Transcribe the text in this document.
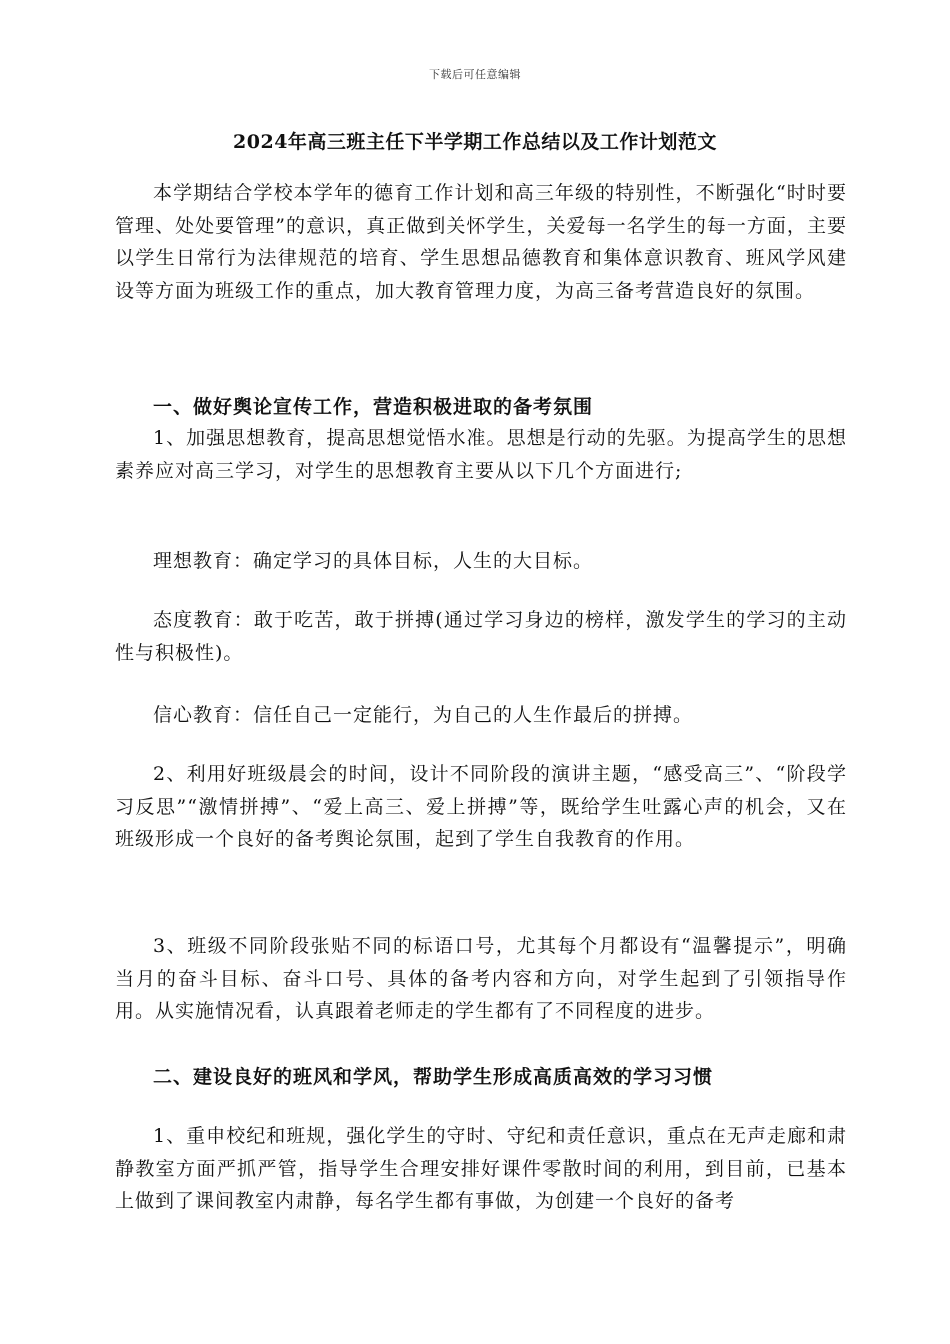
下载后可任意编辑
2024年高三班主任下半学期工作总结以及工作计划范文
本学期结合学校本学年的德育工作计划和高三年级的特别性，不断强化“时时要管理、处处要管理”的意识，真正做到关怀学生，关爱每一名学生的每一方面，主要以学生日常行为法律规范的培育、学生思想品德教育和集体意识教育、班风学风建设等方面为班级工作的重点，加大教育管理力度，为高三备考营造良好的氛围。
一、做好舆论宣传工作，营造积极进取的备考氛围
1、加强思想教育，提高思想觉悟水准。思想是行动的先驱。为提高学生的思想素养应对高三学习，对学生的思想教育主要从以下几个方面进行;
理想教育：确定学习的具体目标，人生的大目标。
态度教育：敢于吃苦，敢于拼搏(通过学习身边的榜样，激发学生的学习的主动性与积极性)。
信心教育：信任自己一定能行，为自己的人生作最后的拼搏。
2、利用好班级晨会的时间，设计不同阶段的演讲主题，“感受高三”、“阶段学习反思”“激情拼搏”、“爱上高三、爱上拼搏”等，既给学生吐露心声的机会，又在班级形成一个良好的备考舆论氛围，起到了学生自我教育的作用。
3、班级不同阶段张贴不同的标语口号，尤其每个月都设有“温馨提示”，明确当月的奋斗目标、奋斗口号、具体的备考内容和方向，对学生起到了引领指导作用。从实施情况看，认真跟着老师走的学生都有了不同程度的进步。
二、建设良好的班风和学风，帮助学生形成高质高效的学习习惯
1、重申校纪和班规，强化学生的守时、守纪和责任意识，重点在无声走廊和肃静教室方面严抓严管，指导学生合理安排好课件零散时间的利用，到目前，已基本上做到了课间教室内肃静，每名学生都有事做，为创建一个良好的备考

::::

Transcribe every line from the records above without alteration, and leave out the images.

Completed task ->
Transcribe the text in this document.
下载后可任意编辑
2024年高三班主任下半学期工作总结以及工作计划范文
本学期结合学校本学年的德育工作计划和高三年级的特别性，不断强化“时时要管理、处处要管理”的意识，真正做到关怀学生，关爱每一名学生的每一方面，主要以学生日常行为法律规范的培育、学生思想品德教育和集体意识教育、班风学风建设等方面为班级工作的重点，加大教育管理力度，为高三备考营造良好的氛围。
一、做好舆论宣传工作，营造积极进取的备考氛围
1、加强思想教育，提高思想觉悟水准。思想是行动的先驱。为提高学生的思想素养应对高三学习，对学生的思想教育主要从以下几个方面进行;
理想教育：确定学习的具体目标，人生的大目标。
态度教育：敢于吃苦，敢于拼搏(通过学习身边的榜样，激发学生的学习的主动性与积极性)。
信心教育：信任自己一定能行，为自己的人生作最后的拼搏。
2、利用好班级晨会的时间，设计不同阶段的演讲主题，“感受高三”、“阶段学习反思”“激情拼搏”、“爱上高三、爱上拼搏”等，既给学生吐露心声的机会，又在班级形成一个良好的备考舆论氛围，起到了学生自我教育的作用。
3、班级不同阶段张贴不同的标语口号，尤其每个月都设有“温馨提示”，明确当月的奋斗目标、奋斗口号、具体的备考内容和方向，对学生起到了引领指导作用。从实施情况看，认真跟着老师走的学生都有了不同程度的进步。
二、建设良好的班风和学风，帮助学生形成高质高效的学习习惯
1、重申校纪和班规，强化学生的守时、守纪和责任意识，重点在无声走廊和肃静教室方面严抓严管，指导学生合理安排好课件零散时间的利用，到目前，已基本上做到了课间教室内肃静，每名学生都有事做，为创建一个良好的备考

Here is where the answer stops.